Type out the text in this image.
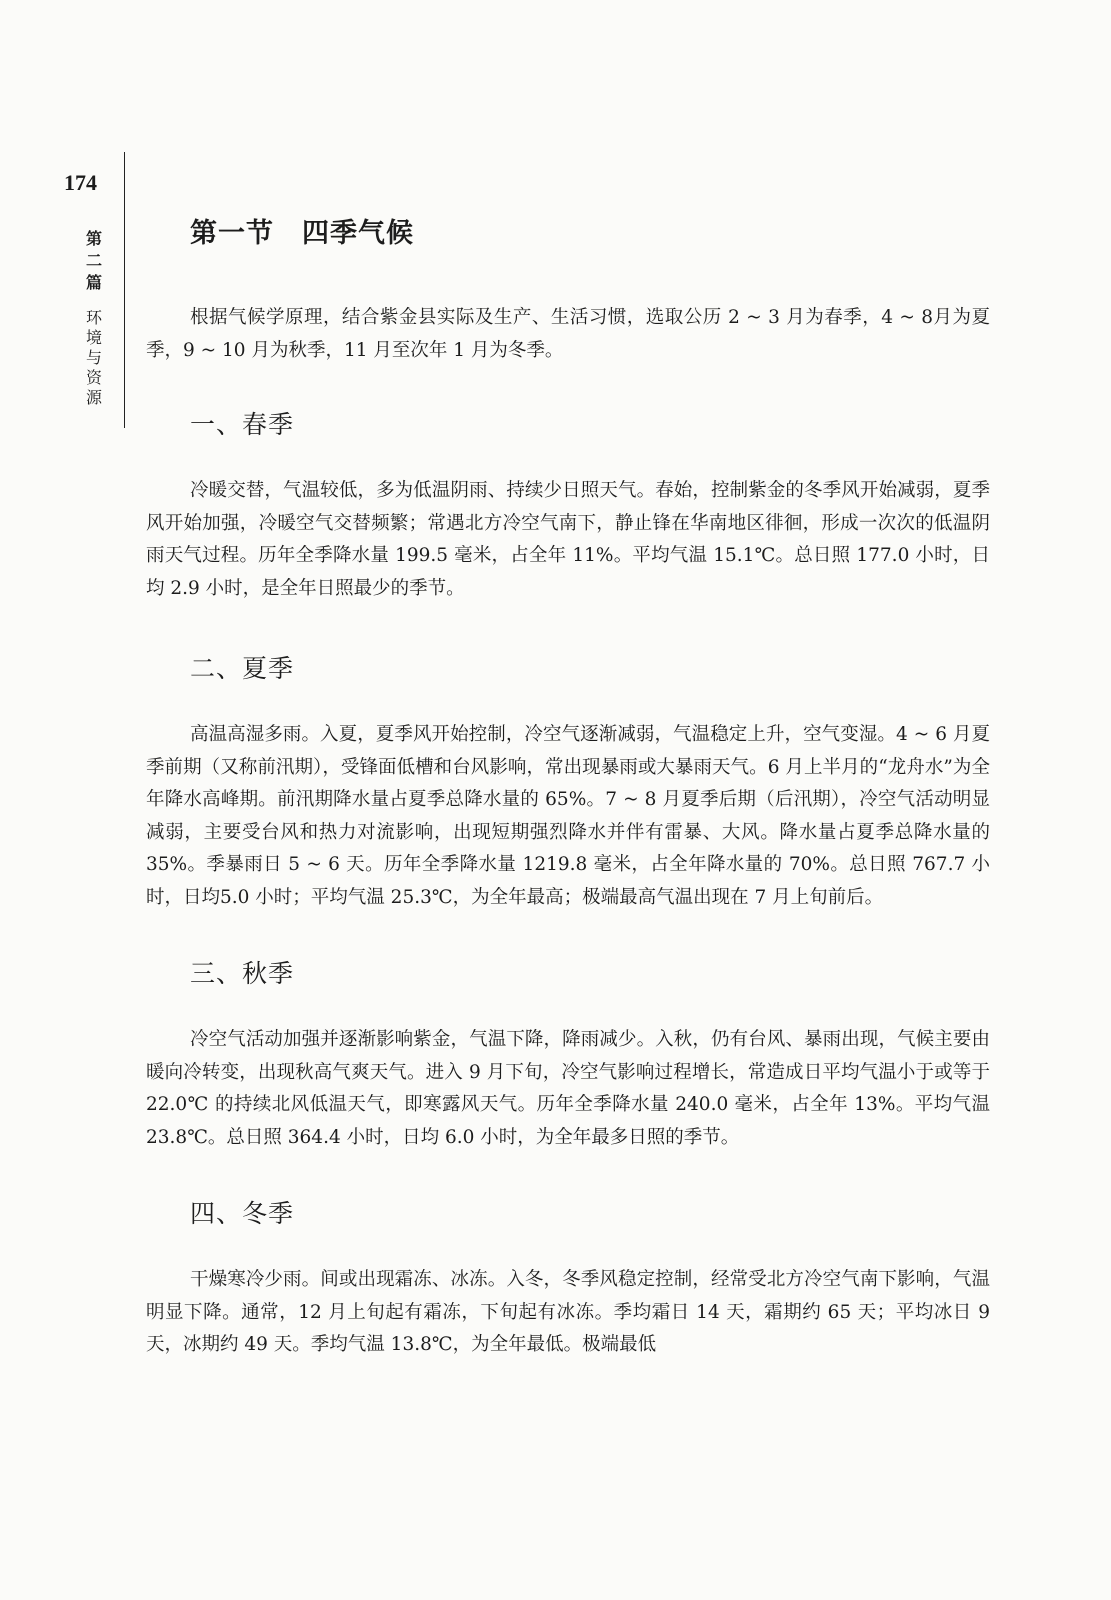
174
第二篇
环境与资源
第一节 四季气候

根据气候学原理，结合紫金县实际及生产、生活习惯，选取公历 2 ~ 3 月为春季，4 ~ 8月为夏季，9 ~ 10 月为秋季，11 月至次年 1 月为冬季。

一、春季

冷暖交替，气温较低，多为低温阴雨、持续少日照天气。春始，控制紫金的冬季风开始减弱，夏季风开始加强，冷暖空气交替频繁；常遇北方冷空气南下，静止锋在华南地区徘徊，形成一次次的低温阴雨天气过程。历年全季降水量 199.5 毫米，占全年 11%。平均气温 15.1℃。总日照 177.0 小时，日均 2.9 小时，是全年日照最少的季节。

二、夏季

高温高湿多雨。入夏，夏季风开始控制，冷空气逐渐减弱，气温稳定上升，空气变湿。4 ~ 6 月夏季前期（又称前汛期），受锋面低槽和台风影响，常出现暴雨或大暴雨天气。6 月上半月的“龙舟水”为全年降水高峰期。前汛期降水量占夏季总降水量的 65%。7 ~ 8 月夏季后期（后汛期），冷空气活动明显减弱，主要受台风和热力对流影响，出现短期强烈降水并伴有雷暴、大风。降水量占夏季总降水量的 35%。季暴雨日 5 ~ 6 天。历年全季降水量 1219.8 毫米，占全年降水量的 70%。总日照 767.7 小时，日均5.0 小时；平均气温 25.3℃，为全年最高；极端最高气温出现在 7 月上旬前后。

三、秋季

冷空气活动加强并逐渐影响紫金，气温下降，降雨减少。入秋，仍有台风、暴雨出现，气候主要由暖向冷转变，出现秋高气爽天气。进入 9 月下旬，冷空气影响过程增长，常造成日平均气温小于或等于 22.0℃ 的持续北风低温天气，即寒露风天气。历年全季降水量 240.0 毫米，占全年 13%。平均气温 23.8℃。总日照 364.4 小时，日均 6.0 小时，为全年最多日照的季节。

四、冬季

干燥寒冷少雨。间或出现霜冻、冰冻。入冬，冬季风稳定控制，经常受北方冷空气南下影响，气温明显下降。通常，12 月上旬起有霜冻，下旬起有冰冻。季均霜日 14 天，霜期约 65 天；平均冰日 9 天，冰期约 49 天。季均气温 13.8℃，为全年最低。极端最低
··········
# Challenge
Reproduce the material in full, word for word, and omit the pictures.

# Problem solution
Type out the text in this image.
174
第二篇
环境与资源
第一节 四季气候

根据气候学原理，结合紫金县实际及生产、生活习惯，选取公历 2 ~ 3 月为春季，4 ~ 8月为夏季，9 ~ 10 月为秋季，11 月至次年 1 月为冬季。

一、春季

冷暖交替，气温较低，多为低温阴雨、持续少日照天气。春始，控制紫金的冬季风开始减弱，夏季风开始加强，冷暖空气交替频繁；常遇北方冷空气南下，静止锋在华南地区徘徊，形成一次次的低温阴雨天气过程。历年全季降水量 199.5 毫米，占全年 11%。平均气温 15.1℃。总日照 177.0 小时，日均 2.9 小时，是全年日照最少的季节。

二、夏季

高温高湿多雨。入夏，夏季风开始控制，冷空气逐渐减弱，气温稳定上升，空气变湿。4 ~ 6 月夏季前期（又称前汛期），受锋面低槽和台风影响，常出现暴雨或大暴雨天气。6 月上半月的“龙舟水”为全年降水高峰期。前汛期降水量占夏季总降水量的 65%。7 ~ 8 月夏季后期（后汛期），冷空气活动明显减弱，主要受台风和热力对流影响，出现短期强烈降水并伴有雷暴、大风。降水量占夏季总降水量的 35%。季暴雨日 5 ~ 6 天。历年全季降水量 1219.8 毫米，占全年降水量的 70%。总日照 767.7 小时，日均5.0 小时；平均气温 25.3℃，为全年最高；极端最高气温出现在 7 月上旬前后。

三、秋季

冷空气活动加强并逐渐影响紫金，气温下降，降雨减少。入秋，仍有台风、暴雨出现，气候主要由暖向冷转变，出现秋高气爽天气。进入 9 月下旬，冷空气影响过程增长，常造成日平均气温小于或等于 22.0℃ 的持续北风低温天气，即寒露风天气。历年全季降水量 240.0 毫米，占全年 13%。平均气温 23.8℃。总日照 364.4 小时，日均 6.0 小时，为全年最多日照的季节。

四、冬季

干燥寒冷少雨。间或出现霜冻、冰冻。入冬，冬季风稳定控制，经常受北方冷空气南下影响，气温明显下降。通常，12 月上旬起有霜冻，下旬起有冰冻。季均霜日 14 天，霜期约 65 天；平均冰日 9 天，冰期约 49 天。季均气温 13.8℃，为全年最低。极端最低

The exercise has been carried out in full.